Provided information:
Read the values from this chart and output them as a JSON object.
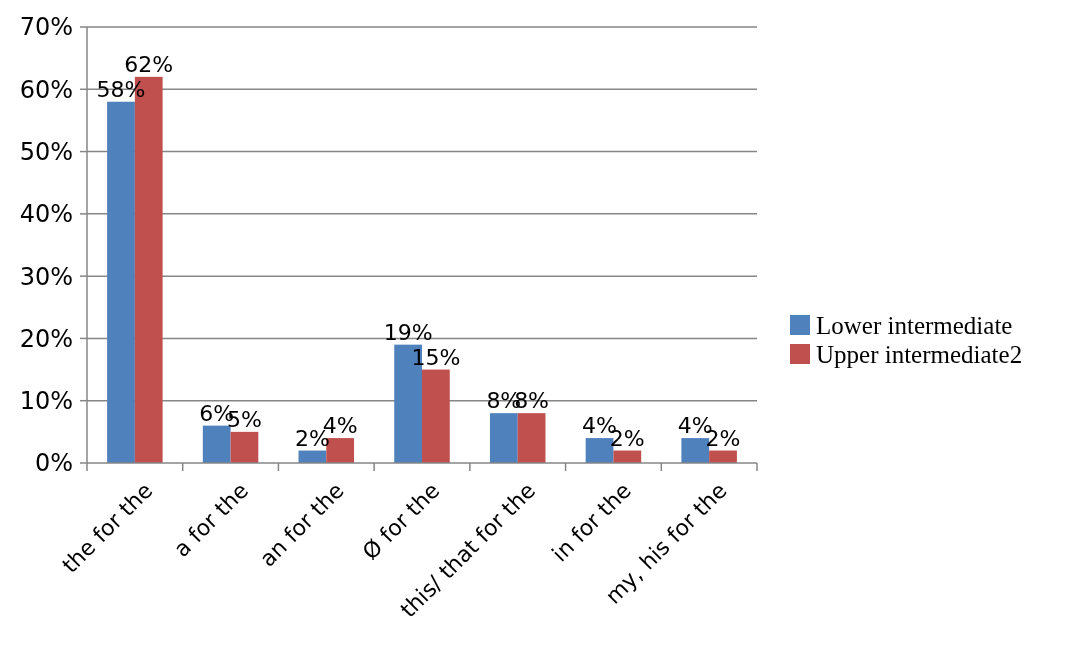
{
  "chart_data": {
    "type": "bar",
    "categories": [
      "the for the",
      "a for the",
      "an for the",
      "Ø for the",
      "this/ that for the",
      "in for the",
      "my, his for the"
    ],
    "series": [
      {
        "name": "Lower intermediate",
        "color": "#4f81bd",
        "values": [
          58,
          6,
          2,
          19,
          8,
          4,
          4
        ],
        "value_labels": [
          "58%",
          "6%",
          "2%",
          "19%",
          "8%",
          "4%",
          "4%"
        ]
      },
      {
        "name": "Upper intermediate2",
        "color": "#c0504d",
        "values": [
          62,
          5,
          4,
          15,
          8,
          2,
          2
        ],
        "value_labels": [
          "62%",
          "5%",
          "4%",
          "15%",
          "8%",
          "2%",
          "2%"
        ]
      }
    ],
    "ylim": [
      0,
      70
    ],
    "yticks": [
      {
        "value": 0,
        "label": "0%"
      },
      {
        "value": 10,
        "label": "10%"
      },
      {
        "value": 20,
        "label": "20%"
      },
      {
        "value": 30,
        "label": "30%"
      },
      {
        "value": 40,
        "label": "40%"
      },
      {
        "value": 50,
        "label": "50%"
      },
      {
        "value": 60,
        "label": "60%"
      },
      {
        "value": 70,
        "label": "70%"
      }
    ],
    "grid": "y",
    "legend": "right"
  }
}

To do: Your task is to repeat the data above exactly while excluding the pictures.

Solved exercise:
Read the values from this chart and output them as a JSON object.
{
  "chart_data": {
    "type": "bar",
    "categories": [
      "the for the",
      "a for the",
      "an for the",
      "Ø for the",
      "this/ that for the",
      "in for the",
      "my, his for the"
    ],
    "series": [
      {
        "name": "Lower intermediate",
        "color": "#4f81bd",
        "values": [
          58,
          6,
          2,
          19,
          8,
          4,
          4
        ],
        "value_labels": [
          "58%",
          "6%",
          "2%",
          "19%",
          "8%",
          "4%",
          "4%"
        ]
      },
      {
        "name": "Upper intermediate2",
        "color": "#c0504d",
        "values": [
          62,
          5,
          4,
          15,
          8,
          2,
          2
        ],
        "value_labels": [
          "62%",
          "5%",
          "4%",
          "15%",
          "8%",
          "2%",
          "2%"
        ]
      }
    ],
    "ylim": [
      0,
      70
    ],
    "yticks": [
      {
        "value": 0,
        "label": "0%"
      },
      {
        "value": 10,
        "label": "10%"
      },
      {
        "value": 20,
        "label": "20%"
      },
      {
        "value": 30,
        "label": "30%"
      },
      {
        "value": 40,
        "label": "40%"
      },
      {
        "value": 50,
        "label": "50%"
      },
      {
        "value": 60,
        "label": "60%"
      },
      {
        "value": 70,
        "label": "70%"
      }
    ],
    "grid": "y",
    "legend": "right"
  }
}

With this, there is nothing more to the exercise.